• What the exercise asks: Return the material below in full and exactly.

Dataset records
-- start --

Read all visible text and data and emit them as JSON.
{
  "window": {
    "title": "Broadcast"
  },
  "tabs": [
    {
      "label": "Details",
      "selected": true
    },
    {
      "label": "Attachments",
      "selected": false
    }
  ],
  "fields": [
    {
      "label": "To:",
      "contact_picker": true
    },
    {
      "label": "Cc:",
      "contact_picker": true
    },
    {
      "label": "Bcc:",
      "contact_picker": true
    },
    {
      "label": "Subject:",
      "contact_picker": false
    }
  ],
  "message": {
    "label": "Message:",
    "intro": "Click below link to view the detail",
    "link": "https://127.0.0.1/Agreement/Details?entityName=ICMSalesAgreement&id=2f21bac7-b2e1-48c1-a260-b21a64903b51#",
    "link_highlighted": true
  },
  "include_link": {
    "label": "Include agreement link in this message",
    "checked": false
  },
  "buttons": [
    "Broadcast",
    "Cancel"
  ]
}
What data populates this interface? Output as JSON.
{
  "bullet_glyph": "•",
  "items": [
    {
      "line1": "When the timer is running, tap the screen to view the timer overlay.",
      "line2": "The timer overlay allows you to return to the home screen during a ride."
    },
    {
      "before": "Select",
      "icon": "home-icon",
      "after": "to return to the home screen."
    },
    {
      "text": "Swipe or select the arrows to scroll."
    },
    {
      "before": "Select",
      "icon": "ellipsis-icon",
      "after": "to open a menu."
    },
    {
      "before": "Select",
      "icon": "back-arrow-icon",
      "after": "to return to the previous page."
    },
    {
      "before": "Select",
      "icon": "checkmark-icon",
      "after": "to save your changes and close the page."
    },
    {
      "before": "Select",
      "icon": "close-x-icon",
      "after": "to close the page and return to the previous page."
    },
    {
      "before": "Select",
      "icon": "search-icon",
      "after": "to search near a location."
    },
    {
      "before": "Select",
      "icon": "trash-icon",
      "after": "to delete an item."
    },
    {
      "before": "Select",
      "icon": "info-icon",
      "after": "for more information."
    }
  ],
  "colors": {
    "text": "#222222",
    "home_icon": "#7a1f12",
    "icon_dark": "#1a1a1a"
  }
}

-- end --

• The result:
Read all visible text and data and emit them as JSON.
{
  "window": {
    "title": "Broadcast"
  },
  "tabs": [
    {
      "label": "Details",
      "selected": true
    },
    {
      "label": "Attachments",
      "selected": false
    }
  ],
  "fields": [
    {
      "label": "To:",
      "contact_picker": true
    },
    {
      "label": "Cc:",
      "contact_picker": true
    },
    {
      "label": "Bcc:",
      "contact_picker": true
    },
    {
      "label": "Subject:",
      "contact_picker": false
    }
  ],
  "message": {
    "label": "Message:",
    "intro": "Click below link to view the detail",
    "link": "https://127.0.0.1/Agreement/Details?entityName=ICMSalesAgreement&id=2f21bac7-b2e1-48c1-a260-b21a64903b51#",
    "link_highlighted": true
  },
  "include_link": {
    "label": "Include agreement link in this message",
    "checked": false
  },
  "buttons": [
    "Broadcast",
    "Cancel"
  ]
}
What data populates this interface? Output as JSON.
{
  "bullet_glyph": "•",
  "items": [
    {
      "line1": "When the timer is running, tap the screen to view the timer overlay.",
      "line2": "The timer overlay allows you to return to the home screen during a ride."
    },
    {
      "before": "Select",
      "icon": "home-icon",
      "after": "to return to the home screen."
    },
    {
      "text": "Swipe or select the arrows to scroll."
    },
    {
      "before": "Select",
      "icon": "ellipsis-icon",
      "after": "to open a menu."
    },
    {
      "before": "Select",
      "icon": "back-arrow-icon",
      "after": "to return to the previous page."
    },
    {
      "before": "Select",
      "icon": "checkmark-icon",
      "after": "to save your changes and close the page."
    },
    {
      "before": "Select",
      "icon": "close-x-icon",
      "after": "to close the page and return to the previous page."
    },
    {
      "before": "Select",
      "icon": "search-icon",
      "after": "to search near a location."
    },
    {
      "before": "Select",
      "icon": "trash-icon",
      "after": "to delete an item."
    },
    {
      "before": "Select",
      "icon": "info-icon",
      "after": "for more information."
    }
  ],
  "colors": {
    "text": "#222222",
    "home_icon": "#7a1f12",
    "icon_dark": "#1a1a1a"
  }
}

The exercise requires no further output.